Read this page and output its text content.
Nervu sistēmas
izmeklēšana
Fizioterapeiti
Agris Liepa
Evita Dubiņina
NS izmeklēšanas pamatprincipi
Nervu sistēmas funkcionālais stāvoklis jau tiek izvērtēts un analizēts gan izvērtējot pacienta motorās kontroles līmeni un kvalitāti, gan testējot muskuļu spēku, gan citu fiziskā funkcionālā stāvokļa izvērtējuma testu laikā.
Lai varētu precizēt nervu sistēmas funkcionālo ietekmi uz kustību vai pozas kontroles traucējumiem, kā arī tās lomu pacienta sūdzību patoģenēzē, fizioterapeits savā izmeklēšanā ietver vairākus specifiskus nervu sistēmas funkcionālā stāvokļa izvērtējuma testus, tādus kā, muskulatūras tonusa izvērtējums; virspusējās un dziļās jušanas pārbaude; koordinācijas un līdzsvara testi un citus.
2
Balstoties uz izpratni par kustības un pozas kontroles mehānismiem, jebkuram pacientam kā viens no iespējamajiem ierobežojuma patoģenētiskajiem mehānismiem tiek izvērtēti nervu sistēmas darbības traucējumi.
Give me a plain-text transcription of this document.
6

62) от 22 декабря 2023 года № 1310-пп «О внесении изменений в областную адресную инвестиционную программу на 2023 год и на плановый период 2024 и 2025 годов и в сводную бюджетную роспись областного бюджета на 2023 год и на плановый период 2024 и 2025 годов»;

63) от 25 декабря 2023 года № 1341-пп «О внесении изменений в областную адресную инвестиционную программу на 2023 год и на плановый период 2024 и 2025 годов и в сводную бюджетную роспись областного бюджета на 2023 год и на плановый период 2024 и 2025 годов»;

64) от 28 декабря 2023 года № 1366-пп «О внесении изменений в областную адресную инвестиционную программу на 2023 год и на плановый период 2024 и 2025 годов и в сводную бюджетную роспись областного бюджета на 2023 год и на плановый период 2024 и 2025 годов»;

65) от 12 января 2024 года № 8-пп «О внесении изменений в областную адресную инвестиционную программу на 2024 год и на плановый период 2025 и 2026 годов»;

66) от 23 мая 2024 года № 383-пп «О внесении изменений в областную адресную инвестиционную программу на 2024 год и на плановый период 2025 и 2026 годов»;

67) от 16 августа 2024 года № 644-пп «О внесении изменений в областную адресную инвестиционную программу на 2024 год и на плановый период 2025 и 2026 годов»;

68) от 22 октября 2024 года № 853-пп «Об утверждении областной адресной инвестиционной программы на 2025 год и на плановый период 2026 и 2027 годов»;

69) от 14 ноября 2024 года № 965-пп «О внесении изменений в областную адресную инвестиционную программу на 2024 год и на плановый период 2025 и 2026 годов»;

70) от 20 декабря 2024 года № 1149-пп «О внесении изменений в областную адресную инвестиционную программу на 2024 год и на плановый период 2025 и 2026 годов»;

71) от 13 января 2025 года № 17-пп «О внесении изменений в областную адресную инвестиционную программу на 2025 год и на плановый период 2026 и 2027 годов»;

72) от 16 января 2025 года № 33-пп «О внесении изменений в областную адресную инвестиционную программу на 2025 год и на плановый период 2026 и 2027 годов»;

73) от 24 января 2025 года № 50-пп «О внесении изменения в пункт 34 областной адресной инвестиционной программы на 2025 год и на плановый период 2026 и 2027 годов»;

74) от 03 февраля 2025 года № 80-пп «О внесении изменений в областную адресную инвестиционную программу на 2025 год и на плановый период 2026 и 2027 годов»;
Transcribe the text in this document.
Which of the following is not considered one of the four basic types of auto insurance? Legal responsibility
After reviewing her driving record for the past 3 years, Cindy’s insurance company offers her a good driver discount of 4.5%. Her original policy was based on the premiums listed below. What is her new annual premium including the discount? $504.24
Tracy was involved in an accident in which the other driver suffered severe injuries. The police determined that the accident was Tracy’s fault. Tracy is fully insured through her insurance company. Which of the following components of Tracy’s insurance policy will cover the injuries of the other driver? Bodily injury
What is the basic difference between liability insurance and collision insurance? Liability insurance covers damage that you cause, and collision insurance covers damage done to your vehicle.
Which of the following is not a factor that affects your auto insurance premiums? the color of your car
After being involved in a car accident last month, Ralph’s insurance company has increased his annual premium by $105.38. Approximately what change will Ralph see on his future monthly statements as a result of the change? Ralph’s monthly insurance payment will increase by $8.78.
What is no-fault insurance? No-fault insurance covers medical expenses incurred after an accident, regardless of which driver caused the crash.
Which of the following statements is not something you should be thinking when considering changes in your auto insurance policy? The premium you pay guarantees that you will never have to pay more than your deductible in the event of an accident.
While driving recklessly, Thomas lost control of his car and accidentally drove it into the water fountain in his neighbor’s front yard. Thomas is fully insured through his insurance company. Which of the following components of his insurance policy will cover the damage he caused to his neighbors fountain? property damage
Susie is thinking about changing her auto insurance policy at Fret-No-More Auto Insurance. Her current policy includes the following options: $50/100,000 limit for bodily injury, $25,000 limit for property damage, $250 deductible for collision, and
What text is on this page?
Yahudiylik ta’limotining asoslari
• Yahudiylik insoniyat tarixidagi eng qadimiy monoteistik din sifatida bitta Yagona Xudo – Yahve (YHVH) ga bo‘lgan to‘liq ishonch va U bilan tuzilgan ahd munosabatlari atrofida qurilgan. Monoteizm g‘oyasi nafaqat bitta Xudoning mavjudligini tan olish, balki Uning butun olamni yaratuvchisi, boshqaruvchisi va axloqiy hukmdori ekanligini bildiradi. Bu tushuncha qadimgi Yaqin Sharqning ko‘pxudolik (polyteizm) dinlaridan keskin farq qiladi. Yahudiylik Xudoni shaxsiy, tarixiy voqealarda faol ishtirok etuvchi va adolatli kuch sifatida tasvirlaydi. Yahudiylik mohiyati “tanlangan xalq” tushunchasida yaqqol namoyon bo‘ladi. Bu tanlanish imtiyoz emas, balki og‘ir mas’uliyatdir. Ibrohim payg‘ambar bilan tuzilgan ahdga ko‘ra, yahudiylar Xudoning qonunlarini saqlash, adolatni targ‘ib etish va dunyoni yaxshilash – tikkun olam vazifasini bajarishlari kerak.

» **EXERCISE BRIEF**
Pull every line containing "областной" out of the records.

» **EXPECTED ANSWER**
68) от 22 октября 2024 года № 853-пп «Об утверждении областной адресной инвестиционной программы на 2025 год и на плановый период 2026 и 2027 годов»;
73) от 24 января 2025 года № 50-пп «О внесении изменения в пункт 34 областной адресной инвестиционной программы на 2025 год и на плановый период 2026 и 2027 годов»;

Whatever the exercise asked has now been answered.